# [Exercise brief]
Take down each entry exactly as written.

#### Recorded data

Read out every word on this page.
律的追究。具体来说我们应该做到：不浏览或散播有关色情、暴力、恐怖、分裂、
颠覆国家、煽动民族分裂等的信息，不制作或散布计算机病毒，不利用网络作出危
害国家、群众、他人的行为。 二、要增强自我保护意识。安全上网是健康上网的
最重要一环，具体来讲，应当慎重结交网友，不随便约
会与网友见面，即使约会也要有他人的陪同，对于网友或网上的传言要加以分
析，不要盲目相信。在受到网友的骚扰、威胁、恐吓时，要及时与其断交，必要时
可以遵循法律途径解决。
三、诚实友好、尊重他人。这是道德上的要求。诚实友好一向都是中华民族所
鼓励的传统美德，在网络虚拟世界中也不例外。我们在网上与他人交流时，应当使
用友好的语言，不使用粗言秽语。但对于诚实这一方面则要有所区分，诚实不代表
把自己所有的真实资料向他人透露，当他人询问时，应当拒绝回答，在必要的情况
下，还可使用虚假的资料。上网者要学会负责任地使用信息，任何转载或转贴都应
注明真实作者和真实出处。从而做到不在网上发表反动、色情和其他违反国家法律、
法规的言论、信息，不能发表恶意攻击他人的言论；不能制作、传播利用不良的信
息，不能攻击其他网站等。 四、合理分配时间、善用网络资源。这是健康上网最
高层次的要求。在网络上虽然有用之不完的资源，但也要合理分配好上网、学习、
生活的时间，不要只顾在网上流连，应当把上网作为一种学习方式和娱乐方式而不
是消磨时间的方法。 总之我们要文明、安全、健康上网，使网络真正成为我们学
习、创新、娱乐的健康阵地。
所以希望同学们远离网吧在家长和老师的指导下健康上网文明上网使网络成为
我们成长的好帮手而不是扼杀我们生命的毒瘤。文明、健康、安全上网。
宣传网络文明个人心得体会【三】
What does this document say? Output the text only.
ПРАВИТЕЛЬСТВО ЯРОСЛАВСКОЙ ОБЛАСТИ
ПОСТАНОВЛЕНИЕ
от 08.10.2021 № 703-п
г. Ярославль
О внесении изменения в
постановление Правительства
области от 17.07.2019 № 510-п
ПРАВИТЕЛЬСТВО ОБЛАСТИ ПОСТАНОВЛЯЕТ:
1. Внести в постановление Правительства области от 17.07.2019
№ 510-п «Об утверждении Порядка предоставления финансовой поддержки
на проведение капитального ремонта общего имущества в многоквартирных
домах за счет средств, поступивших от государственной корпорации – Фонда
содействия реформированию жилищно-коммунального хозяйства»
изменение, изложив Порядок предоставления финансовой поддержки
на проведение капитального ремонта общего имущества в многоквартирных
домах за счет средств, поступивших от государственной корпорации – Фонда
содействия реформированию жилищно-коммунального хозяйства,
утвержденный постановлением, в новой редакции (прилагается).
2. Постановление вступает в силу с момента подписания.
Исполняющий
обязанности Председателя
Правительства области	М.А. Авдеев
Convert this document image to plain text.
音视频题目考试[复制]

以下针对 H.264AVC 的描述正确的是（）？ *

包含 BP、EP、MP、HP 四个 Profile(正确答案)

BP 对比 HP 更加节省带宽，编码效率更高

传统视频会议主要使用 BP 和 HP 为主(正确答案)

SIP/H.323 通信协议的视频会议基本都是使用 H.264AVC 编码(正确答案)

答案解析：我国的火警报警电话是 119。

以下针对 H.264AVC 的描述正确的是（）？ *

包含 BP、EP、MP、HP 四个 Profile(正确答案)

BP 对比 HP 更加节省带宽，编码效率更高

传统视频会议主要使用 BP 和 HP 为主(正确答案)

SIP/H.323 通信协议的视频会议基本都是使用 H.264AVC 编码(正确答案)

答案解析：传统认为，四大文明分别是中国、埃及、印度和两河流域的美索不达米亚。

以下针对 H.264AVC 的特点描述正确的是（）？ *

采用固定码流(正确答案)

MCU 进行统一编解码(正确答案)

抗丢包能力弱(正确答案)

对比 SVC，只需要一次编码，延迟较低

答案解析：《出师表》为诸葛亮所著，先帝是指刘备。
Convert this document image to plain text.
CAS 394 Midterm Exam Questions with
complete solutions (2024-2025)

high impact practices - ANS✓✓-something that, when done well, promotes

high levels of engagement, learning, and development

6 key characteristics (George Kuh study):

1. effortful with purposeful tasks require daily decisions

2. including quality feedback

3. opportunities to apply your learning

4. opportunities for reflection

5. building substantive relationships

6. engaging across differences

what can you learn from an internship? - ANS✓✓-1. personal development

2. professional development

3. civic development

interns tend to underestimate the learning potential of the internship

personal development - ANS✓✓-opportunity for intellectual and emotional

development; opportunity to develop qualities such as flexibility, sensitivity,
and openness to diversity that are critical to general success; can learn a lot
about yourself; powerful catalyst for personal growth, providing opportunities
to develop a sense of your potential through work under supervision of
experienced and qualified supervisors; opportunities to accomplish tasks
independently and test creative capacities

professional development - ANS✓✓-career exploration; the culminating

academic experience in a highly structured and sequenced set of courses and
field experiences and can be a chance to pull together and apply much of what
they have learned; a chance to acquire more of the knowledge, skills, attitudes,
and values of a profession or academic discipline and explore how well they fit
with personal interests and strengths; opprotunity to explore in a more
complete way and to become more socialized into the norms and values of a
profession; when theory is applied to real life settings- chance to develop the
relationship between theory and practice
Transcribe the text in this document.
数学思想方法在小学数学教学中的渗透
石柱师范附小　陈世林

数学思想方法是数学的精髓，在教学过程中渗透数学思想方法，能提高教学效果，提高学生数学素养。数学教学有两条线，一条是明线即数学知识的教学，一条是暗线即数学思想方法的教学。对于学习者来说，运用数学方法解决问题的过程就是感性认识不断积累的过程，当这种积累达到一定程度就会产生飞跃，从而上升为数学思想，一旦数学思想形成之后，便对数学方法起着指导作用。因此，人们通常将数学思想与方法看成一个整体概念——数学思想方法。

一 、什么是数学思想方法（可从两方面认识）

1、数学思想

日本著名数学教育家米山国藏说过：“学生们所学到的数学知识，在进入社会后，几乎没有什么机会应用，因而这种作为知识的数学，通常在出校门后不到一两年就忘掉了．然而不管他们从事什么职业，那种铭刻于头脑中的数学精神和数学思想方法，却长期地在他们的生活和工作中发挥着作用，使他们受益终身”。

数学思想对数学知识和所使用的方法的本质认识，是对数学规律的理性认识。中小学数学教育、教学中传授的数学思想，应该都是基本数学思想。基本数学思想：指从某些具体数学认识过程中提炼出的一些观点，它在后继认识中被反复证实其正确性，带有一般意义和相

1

########

# [Correct answer]
Read out every word on this page.
律的追究。具体来说我们应该做到：不浏览或散播有关色情、暴力、恐怖、分裂、
颠覆国家、煽动民族分裂等的信息，不制作或散布计算机病毒，不利用网络作出危
害国家、群众、他人的行为。 二、要增强自我保护意识。安全上网是健康上网的
最重要一环，具体来讲，应当慎重结交网友，不随便约
会与网友见面，即使约会也要有他人的陪同，对于网友或网上的传言要加以分
析，不要盲目相信。在受到网友的骚扰、威胁、恐吓时，要及时与其断交，必要时
可以遵循法律途径解决。
三、诚实友好、尊重他人。这是道德上的要求。诚实友好一向都是中华民族所
鼓励的传统美德，在网络虚拟世界中也不例外。我们在网上与他人交流时，应当使
用友好的语言，不使用粗言秽语。但对于诚实这一方面则要有所区分，诚实不代表
把自己所有的真实资料向他人透露，当他人询问时，应当拒绝回答，在必要的情况
下，还可使用虚假的资料。上网者要学会负责任地使用信息，任何转载或转贴都应
注明真实作者和真实出处。从而做到不在网上发表反动、色情和其他违反国家法律、
法规的言论、信息，不能发表恶意攻击他人的言论；不能制作、传播利用不良的信
息，不能攻击其他网站等。 四、合理分配时间、善用网络资源。这是健康上网最
高层次的要求。在网络上虽然有用之不完的资源，但也要合理分配好上网、学习、
生活的时间，不要只顾在网上流连，应当把上网作为一种学习方式和娱乐方式而不
是消磨时间的方法。 总之我们要文明、安全、健康上网，使网络真正成为我们学
习、创新、娱乐的健康阵地。
所以希望同学们远离网吧在家长和老师的指导下健康上网文明上网使网络成为
我们成长的好帮手而不是扼杀我们生命的毒瘤。文明、健康、安全上网。
宣传网络文明个人心得体会【三】
What does this document say? Output the text only.
ПРАВИТЕЛЬСТВО ЯРОСЛАВСКОЙ ОБЛАСТИ
ПОСТАНОВЛЕНИЕ
от 08.10.2021 № 703-п
г. Ярославль
О внесении изменения в
постановление Правительства
области от 17.07.2019 № 510-п
ПРАВИТЕЛЬСТВО ОБЛАСТИ ПОСТАНОВЛЯЕТ:
1. Внести в постановление Правительства области от 17.07.2019
№ 510-п «Об утверждении Порядка предоставления финансовой поддержки
на проведение капитального ремонта общего имущества в многоквартирных
домах за счет средств, поступивших от государственной корпорации – Фонда
содействия реформированию жилищно-коммунального хозяйства»
изменение, изложив Порядок предоставления финансовой поддержки
на проведение капитального ремонта общего имущества в многоквартирных
домах за счет средств, поступивших от государственной корпорации – Фонда
содействия реформированию жилищно-коммунального хозяйства,
утвержденный постановлением, в новой редакции (прилагается).
2. Постановление вступает в силу с момента подписания.
Исполняющий
обязанности Председателя
Правительства области	М.А. Авдеев
Convert this document image to plain text.
音视频题目考试[复制]

以下针对 H.264AVC 的描述正确的是（）？ *

包含 BP、EP、MP、HP 四个 Profile(正确答案)

BP 对比 HP 更加节省带宽，编码效率更高

传统视频会议主要使用 BP 和 HP 为主(正确答案)

SIP/H.323 通信协议的视频会议基本都是使用 H.264AVC 编码(正确答案)

答案解析：我国的火警报警电话是 119。

以下针对 H.264AVC 的描述正确的是（）？ *

包含 BP、EP、MP、HP 四个 Profile(正确答案)

BP 对比 HP 更加节省带宽，编码效率更高

传统视频会议主要使用 BP 和 HP 为主(正确答案)

SIP/H.323 通信协议的视频会议基本都是使用 H.264AVC 编码(正确答案)

答案解析：传统认为，四大文明分别是中国、埃及、印度和两河流域的美索不达米亚。

以下针对 H.264AVC 的特点描述正确的是（）？ *

采用固定码流(正确答案)

MCU 进行统一编解码(正确答案)

抗丢包能力弱(正确答案)

对比 SVC，只需要一次编码，延迟较低

答案解析：《出师表》为诸葛亮所著，先帝是指刘备。
Convert this document image to plain text.
CAS 394 Midterm Exam Questions with
complete solutions (2024-2025)

high impact practices - ANS✓✓-something that, when done well, promotes

high levels of engagement, learning, and development

6 key characteristics (George Kuh study):

1. effortful with purposeful tasks require daily decisions

2. including quality feedback

3. opportunities to apply your learning

4. opportunities for reflection

5. building substantive relationships

6. engaging across differences

what can you learn from an internship? - ANS✓✓-1. personal development

2. professional development

3. civic development

interns tend to underestimate the learning potential of the internship

personal development - ANS✓✓-opportunity for intellectual and emotional

development; opportunity to develop qualities such as flexibility, sensitivity,
and openness to diversity that are critical to general success; can learn a lot
about yourself; powerful catalyst for personal growth, providing opportunities
to develop a sense of your potential through work under supervision of
experienced and qualified supervisors; opportunities to accomplish tasks
independently and test creative capacities

professional development - ANS✓✓-career exploration; the culminating

academic experience in a highly structured and sequenced set of courses and
field experiences and can be a chance to pull together and apply much of what
they have learned; a chance to acquire more of the knowledge, skills, attitudes,
and values of a profession or academic discipline and explore how well they fit
with personal interests and strengths; opprotunity to explore in a more
complete way and to become more socialized into the norms and values of a
profession; when theory is applied to real life settings- chance to develop the
relationship between theory and practice
Transcribe the text in this document.
数学思想方法在小学数学教学中的渗透
石柱师范附小　陈世林

数学思想方法是数学的精髓，在教学过程中渗透数学思想方法，能提高教学效果，提高学生数学素养。数学教学有两条线，一条是明线即数学知识的教学，一条是暗线即数学思想方法的教学。对于学习者来说，运用数学方法解决问题的过程就是感性认识不断积累的过程，当这种积累达到一定程度就会产生飞跃，从而上升为数学思想，一旦数学思想形成之后，便对数学方法起着指导作用。因此，人们通常将数学思想与方法看成一个整体概念——数学思想方法。

一 、什么是数学思想方法（可从两方面认识）

1、数学思想

日本著名数学教育家米山国藏说过：“学生们所学到的数学知识，在进入社会后，几乎没有什么机会应用，因而这种作为知识的数学，通常在出校门后不到一两年就忘掉了．然而不管他们从事什么职业，那种铭刻于头脑中的数学精神和数学思想方法，却长期地在他们的生活和工作中发挥着作用，使他们受益终身”。

数学思想对数学知识和所使用的方法的本质认识，是对数学规律的理性认识。中小学数学教育、教学中传授的数学思想，应该都是基本数学思想。基本数学思想：指从某些具体数学认识过程中提炼出的一些观点，它在后继认识中被反复证实其正确性，带有一般意义和相

1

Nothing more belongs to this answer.